What number of lines hold the word "JSON"? State that number and nothing besides.

Recorded data
** START **

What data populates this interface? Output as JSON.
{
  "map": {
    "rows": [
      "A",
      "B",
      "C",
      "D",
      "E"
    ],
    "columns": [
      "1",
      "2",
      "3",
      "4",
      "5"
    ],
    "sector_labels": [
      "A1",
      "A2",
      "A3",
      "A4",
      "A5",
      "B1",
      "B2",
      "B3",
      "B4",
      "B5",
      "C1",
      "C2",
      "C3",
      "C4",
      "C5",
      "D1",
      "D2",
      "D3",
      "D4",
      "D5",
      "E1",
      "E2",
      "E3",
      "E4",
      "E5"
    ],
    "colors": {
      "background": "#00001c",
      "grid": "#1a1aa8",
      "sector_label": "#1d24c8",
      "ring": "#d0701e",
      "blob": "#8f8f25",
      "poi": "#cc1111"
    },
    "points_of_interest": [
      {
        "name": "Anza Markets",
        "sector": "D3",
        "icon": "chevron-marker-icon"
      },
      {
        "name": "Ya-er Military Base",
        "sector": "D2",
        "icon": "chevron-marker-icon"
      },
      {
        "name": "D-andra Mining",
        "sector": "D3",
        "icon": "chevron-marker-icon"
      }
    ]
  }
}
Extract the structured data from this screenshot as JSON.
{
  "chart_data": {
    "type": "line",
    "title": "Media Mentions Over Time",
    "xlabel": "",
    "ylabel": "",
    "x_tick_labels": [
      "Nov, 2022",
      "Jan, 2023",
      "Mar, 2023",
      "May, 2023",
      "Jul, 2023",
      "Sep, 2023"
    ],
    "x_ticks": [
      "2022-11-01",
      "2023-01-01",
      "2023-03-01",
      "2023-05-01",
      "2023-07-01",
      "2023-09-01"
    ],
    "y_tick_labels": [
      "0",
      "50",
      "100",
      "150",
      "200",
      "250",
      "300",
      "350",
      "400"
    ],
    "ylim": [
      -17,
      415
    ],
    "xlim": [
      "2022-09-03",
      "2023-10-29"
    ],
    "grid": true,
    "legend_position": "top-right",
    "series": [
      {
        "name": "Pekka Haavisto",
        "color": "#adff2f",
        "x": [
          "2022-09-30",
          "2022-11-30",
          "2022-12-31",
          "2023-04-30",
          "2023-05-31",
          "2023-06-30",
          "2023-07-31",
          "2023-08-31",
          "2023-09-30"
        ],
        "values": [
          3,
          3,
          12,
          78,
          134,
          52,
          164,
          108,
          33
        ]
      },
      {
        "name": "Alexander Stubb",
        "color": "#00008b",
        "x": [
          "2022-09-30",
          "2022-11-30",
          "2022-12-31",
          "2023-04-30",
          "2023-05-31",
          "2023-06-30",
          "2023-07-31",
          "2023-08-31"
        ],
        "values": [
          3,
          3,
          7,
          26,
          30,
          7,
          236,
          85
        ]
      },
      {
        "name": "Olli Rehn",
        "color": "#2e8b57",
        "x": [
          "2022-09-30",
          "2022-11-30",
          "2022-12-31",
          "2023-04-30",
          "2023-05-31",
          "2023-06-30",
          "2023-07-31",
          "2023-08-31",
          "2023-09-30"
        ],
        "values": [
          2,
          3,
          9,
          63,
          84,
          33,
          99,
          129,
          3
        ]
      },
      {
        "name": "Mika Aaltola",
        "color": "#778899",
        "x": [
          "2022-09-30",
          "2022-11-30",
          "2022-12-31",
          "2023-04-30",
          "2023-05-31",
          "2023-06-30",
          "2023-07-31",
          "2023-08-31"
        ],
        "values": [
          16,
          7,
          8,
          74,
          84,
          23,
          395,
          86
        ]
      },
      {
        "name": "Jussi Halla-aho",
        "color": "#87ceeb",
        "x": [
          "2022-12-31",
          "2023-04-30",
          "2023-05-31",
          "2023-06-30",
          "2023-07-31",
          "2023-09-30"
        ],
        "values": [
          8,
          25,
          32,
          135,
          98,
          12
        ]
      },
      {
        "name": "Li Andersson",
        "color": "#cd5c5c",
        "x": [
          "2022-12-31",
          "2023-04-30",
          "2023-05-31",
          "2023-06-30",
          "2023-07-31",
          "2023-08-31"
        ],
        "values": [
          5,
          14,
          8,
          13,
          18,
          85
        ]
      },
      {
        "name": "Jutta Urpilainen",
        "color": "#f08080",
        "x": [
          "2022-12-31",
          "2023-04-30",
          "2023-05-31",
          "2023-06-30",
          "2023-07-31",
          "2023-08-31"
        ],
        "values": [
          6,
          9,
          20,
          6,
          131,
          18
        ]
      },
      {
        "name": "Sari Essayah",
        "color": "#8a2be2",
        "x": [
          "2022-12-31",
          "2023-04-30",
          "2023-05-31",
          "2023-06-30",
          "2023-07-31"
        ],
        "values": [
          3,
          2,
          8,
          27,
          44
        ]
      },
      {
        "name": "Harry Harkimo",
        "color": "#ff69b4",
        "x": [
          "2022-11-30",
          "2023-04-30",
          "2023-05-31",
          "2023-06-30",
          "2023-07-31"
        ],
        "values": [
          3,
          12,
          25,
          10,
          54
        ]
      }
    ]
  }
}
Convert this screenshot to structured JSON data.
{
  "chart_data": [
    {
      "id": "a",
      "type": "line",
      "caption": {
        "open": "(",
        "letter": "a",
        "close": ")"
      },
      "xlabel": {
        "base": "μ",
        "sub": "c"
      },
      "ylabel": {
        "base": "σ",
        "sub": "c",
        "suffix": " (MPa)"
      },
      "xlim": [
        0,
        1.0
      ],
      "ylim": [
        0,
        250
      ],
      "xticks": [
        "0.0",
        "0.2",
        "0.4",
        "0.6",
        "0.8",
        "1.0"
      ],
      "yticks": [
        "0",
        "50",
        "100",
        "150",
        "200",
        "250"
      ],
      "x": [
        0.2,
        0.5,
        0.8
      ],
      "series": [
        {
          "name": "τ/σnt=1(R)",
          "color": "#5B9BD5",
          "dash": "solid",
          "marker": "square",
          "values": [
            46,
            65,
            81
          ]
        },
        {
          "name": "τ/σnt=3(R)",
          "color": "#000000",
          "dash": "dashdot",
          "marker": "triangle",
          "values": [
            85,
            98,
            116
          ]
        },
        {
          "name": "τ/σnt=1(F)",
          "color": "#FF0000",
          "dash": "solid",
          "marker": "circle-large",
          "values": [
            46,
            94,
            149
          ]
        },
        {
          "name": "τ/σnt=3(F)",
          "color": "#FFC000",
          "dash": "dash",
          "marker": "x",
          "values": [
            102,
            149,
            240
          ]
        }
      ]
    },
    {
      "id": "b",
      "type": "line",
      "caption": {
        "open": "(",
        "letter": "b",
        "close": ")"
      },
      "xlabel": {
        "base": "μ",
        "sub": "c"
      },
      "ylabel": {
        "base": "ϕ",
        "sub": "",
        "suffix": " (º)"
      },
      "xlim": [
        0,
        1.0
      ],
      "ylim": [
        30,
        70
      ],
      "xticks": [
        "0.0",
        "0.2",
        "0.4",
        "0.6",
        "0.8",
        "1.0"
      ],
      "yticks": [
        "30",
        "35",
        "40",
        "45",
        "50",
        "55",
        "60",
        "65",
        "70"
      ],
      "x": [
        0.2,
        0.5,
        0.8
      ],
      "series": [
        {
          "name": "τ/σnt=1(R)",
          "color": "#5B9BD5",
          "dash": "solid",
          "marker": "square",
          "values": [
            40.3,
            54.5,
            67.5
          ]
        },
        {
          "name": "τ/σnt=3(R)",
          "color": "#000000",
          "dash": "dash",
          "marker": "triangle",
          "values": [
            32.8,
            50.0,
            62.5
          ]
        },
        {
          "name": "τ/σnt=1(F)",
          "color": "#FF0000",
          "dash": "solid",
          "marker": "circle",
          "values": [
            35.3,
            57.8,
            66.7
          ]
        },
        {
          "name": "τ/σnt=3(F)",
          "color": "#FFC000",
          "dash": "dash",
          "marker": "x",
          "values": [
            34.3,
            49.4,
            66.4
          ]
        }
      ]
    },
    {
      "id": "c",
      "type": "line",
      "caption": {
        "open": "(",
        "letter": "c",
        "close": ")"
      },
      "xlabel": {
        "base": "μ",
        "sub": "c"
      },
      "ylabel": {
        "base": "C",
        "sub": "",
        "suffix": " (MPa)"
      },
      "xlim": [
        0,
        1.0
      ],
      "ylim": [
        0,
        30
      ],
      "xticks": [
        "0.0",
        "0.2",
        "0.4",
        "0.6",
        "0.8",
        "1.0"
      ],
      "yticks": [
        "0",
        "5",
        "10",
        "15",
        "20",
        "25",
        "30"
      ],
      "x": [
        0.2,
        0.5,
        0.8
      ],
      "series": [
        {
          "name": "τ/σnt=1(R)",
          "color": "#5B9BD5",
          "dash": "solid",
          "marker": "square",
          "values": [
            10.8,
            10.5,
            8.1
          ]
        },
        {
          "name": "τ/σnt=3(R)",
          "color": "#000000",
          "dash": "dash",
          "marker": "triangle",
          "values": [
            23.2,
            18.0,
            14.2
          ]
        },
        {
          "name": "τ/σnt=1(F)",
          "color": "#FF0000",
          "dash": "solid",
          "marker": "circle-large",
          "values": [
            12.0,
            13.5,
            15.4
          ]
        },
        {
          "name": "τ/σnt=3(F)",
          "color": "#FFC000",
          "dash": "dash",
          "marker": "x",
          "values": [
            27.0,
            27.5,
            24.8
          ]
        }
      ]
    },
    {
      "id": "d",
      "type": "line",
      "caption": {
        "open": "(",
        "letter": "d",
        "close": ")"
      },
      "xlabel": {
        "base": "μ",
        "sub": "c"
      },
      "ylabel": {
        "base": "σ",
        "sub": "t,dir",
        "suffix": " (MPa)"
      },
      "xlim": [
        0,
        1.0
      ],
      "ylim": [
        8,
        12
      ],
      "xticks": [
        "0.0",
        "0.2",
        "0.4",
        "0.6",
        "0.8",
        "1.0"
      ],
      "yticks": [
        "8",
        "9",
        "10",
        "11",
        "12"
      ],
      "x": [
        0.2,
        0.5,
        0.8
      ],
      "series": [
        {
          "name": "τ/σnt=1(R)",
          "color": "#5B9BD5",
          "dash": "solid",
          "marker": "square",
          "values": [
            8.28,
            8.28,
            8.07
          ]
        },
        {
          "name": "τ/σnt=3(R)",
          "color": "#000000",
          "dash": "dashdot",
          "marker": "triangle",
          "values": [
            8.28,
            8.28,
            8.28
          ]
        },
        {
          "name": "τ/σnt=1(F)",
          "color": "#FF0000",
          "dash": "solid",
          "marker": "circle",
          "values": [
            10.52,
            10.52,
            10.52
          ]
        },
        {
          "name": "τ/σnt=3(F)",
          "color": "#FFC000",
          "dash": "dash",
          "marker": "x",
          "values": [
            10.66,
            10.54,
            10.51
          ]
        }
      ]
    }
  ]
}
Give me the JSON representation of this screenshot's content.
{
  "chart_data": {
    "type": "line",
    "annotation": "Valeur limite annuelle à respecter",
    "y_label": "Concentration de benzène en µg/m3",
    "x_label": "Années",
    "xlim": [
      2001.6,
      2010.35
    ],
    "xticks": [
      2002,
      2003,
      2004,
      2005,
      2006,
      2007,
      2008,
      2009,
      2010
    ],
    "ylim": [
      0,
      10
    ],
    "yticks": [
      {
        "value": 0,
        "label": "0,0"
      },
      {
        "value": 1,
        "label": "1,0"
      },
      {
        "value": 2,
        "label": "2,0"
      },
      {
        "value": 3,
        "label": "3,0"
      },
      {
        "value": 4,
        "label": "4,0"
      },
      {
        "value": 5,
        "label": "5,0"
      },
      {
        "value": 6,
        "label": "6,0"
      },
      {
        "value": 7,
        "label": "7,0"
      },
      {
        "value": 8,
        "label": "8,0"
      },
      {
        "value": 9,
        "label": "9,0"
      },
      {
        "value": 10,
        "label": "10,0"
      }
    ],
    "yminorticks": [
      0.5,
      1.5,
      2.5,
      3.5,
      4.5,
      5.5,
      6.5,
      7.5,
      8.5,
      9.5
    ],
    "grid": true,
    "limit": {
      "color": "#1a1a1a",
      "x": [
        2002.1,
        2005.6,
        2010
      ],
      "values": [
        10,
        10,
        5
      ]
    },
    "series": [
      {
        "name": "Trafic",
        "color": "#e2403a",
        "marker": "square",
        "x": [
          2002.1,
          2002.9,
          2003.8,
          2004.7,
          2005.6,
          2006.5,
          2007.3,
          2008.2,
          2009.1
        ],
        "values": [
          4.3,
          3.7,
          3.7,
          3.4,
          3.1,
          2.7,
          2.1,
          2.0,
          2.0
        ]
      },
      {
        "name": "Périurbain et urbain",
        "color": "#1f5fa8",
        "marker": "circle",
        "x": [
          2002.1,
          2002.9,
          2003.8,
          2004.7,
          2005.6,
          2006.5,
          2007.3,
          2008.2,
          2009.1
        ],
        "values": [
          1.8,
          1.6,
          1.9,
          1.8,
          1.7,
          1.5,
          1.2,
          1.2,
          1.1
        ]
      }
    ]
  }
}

** END **

> [SOLUTION]:
4